DIRECTION
Return each line of the data below as one string in a JSON list, omitting any blank lines.
╭─ EXTRACTED DATA
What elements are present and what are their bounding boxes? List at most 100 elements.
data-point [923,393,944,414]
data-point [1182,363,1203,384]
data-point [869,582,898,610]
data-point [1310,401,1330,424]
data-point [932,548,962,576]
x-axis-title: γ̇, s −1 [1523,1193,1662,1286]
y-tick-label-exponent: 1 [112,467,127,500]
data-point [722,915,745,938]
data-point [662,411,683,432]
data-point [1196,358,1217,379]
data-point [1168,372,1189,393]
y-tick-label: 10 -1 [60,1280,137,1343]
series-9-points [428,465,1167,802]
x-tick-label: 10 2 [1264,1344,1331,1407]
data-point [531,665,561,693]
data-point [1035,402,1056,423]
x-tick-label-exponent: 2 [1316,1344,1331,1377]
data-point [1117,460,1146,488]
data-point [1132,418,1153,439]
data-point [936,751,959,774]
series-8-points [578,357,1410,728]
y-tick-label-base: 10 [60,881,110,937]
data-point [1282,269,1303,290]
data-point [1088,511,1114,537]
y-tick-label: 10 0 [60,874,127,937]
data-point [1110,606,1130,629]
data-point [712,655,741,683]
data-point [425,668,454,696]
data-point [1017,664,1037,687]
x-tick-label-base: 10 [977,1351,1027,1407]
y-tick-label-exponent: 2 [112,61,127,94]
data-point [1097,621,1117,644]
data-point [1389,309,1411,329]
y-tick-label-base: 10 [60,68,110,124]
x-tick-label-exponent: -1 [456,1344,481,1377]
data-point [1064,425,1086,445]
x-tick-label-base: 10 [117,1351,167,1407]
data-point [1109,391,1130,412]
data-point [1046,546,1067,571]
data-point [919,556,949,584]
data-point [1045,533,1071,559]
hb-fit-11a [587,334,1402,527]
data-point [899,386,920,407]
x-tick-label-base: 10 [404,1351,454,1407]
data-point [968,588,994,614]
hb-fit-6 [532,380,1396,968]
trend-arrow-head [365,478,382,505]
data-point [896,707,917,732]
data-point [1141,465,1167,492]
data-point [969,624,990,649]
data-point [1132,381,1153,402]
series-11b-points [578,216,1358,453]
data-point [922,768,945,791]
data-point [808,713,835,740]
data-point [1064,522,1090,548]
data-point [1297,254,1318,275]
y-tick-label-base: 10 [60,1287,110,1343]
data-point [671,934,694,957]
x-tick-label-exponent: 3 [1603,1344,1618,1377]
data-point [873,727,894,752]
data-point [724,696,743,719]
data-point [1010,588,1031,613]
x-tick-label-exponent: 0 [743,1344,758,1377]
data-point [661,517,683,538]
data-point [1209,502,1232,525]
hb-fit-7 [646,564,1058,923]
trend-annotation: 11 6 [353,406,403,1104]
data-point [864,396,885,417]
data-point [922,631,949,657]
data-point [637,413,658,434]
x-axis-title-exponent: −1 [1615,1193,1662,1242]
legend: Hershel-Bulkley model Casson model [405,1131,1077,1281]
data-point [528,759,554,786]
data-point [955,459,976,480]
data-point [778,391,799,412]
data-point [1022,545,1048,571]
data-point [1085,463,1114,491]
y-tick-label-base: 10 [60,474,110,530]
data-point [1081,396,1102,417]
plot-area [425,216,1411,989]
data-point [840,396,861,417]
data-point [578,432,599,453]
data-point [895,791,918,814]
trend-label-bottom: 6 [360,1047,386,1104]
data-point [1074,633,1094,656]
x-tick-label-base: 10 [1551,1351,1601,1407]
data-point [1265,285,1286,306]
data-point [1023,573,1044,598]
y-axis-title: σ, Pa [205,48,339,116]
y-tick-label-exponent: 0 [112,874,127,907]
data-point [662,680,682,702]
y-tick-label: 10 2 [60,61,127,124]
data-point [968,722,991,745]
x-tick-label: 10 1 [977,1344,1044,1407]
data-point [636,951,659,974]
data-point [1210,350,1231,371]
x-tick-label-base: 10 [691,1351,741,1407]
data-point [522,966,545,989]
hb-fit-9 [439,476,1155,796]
╰─
RESULT FOR THIS TASK
[
  "What elements are present and what are their bounding boxes? List at most 100 elements.",
  "data-point [923,393,944,414]",
  "data-point [1182,363,1203,384]",
  "data-point [869,582,898,610]",
  "data-point [1310,401,1330,424]",
  "data-point [932,548,962,576]",
  "x-axis-title: γ̇, s −1 [1523,1193,1662,1286]",
  "y-tick-label-exponent: 1 [112,467,127,500]",
  "data-point [722,915,745,938]",
  "data-point [662,411,683,432]",
  "data-point [1196,358,1217,379]",
  "data-point [1168,372,1189,393]",
  "y-tick-label: 10 -1 [60,1280,137,1343]",
  "series-9-points [428,465,1167,802]",
  "x-tick-label: 10 2 [1264,1344,1331,1407]",
  "data-point [531,665,561,693]",
  "data-point [1035,402,1056,423]",
  "x-tick-label-exponent: 2 [1316,1344,1331,1377]",
  "data-point [1117,460,1146,488]",
  "data-point [1132,418,1153,439]",
  "data-point [936,751,959,774]",
  "series-8-points [578,357,1410,728]",
  "y-tick-label-base: 10 [60,881,110,937]",
  "data-point [1282,269,1303,290]",
  "data-point [1088,511,1114,537]",
  "y-tick-label: 10 0 [60,874,127,937]",
  "data-point [1110,606,1130,629]",
  "data-point [712,655,741,683]",
  "data-point [425,668,454,696]",
  "data-point [1017,664,1037,687]",
  "x-tick-label-base: 10 [977,1351,1027,1407]",
  "y-tick-label-exponent: 2 [112,61,127,94]",
  "data-point [1097,621,1117,644]",
  "data-point [1389,309,1411,329]",
  "y-tick-label-base: 10 [60,68,110,124]",
  "x-tick-label-exponent: -1 [456,1344,481,1377]",
  "data-point [1064,425,1086,445]",
  "x-tick-label-base: 10 [117,1351,167,1407]",
  "data-point [1109,391,1130,412]",
  "data-point [1046,546,1067,571]",
  "data-point [919,556,949,584]",
  "data-point [1045,533,1071,559]",
  "hb-fit-11a [587,334,1402,527]",
  "data-point [899,386,920,407]",
  "x-tick-label-base: 10 [404,1351,454,1407]",
  "data-point [968,588,994,614]",
  "hb-fit-6 [532,380,1396,968]",
  "trend-arrow-head [365,478,382,505]",
  "data-point [896,707,917,732]",
  "data-point [1141,465,1167,492]",
  "data-point [969,624,990,649]",
  "data-point [1132,381,1153,402]",
  "series-11b-points [578,216,1358,453]",
  "data-point [922,768,945,791]",
  "data-point [808,713,835,740]",
  "data-point [1064,522,1090,548]",
  "data-point [1297,254,1318,275]",
  "y-tick-label-base: 10 [60,1287,110,1343]",
  "data-point [671,934,694,957]",
  "x-tick-label-exponent: 3 [1603,1344,1618,1377]",
  "data-point [873,727,894,752]",
  "data-point [724,696,743,719]",
  "data-point [1010,588,1031,613]",
  "x-tick-label-exponent: 0 [743,1344,758,1377]",
  "data-point [661,517,683,538]",
  "data-point [1209,502,1232,525]",
  "hb-fit-7 [646,564,1058,923]",
  "trend-annotation: 11 6 [353,406,403,1104]",
  "data-point [864,396,885,417]",
  "data-point [922,631,949,657]",
  "data-point [637,413,658,434]",
  "x-axis-title-exponent: −1 [1615,1193,1662,1242]",
  "legend: Hershel-Bulkley model Casson model [405,1131,1077,1281]",
  "data-point [528,759,554,786]",
  "data-point [955,459,976,480]",
  "data-point [778,391,799,412]",
  "data-point [1022,545,1048,571]",
  "data-point [1085,463,1114,491]",
  "y-tick-label-base: 10 [60,474,110,530]",
  "data-point [1081,396,1102,417]",
  "plot-area [425,216,1411,989]",
  "data-point [840,396,861,417]",
  "data-point [578,432,599,453]",
  "data-point [895,791,918,814]",
  "trend-label-bottom: 6 [360,1047,386,1104]",
  "data-point [1074,633,1094,656]",
  "x-tick-label-base: 10 [1551,1351,1601,1407]",
  "data-point [1265,285,1286,306]",
  "data-point [1023,573,1044,598]",
  "y-axis-title: σ, Pa [205,48,339,116]",
  "y-tick-label-exponent: 0 [112,874,127,907]",
  "data-point [662,680,682,702]",
  "y-tick-label: 10 2 [60,61,127,124]",
  "data-point [968,722,991,745]",
  "x-tick-label: 10 1 [977,1344,1044,1407]",
  "data-point [636,951,659,974]",
  "data-point [1210,350,1231,371]",
  "x-tick-label-base: 10 [691,1351,741,1407]",
  "data-point [522,966,545,989]",
  "hb-fit-9 [439,476,1155,796]"
]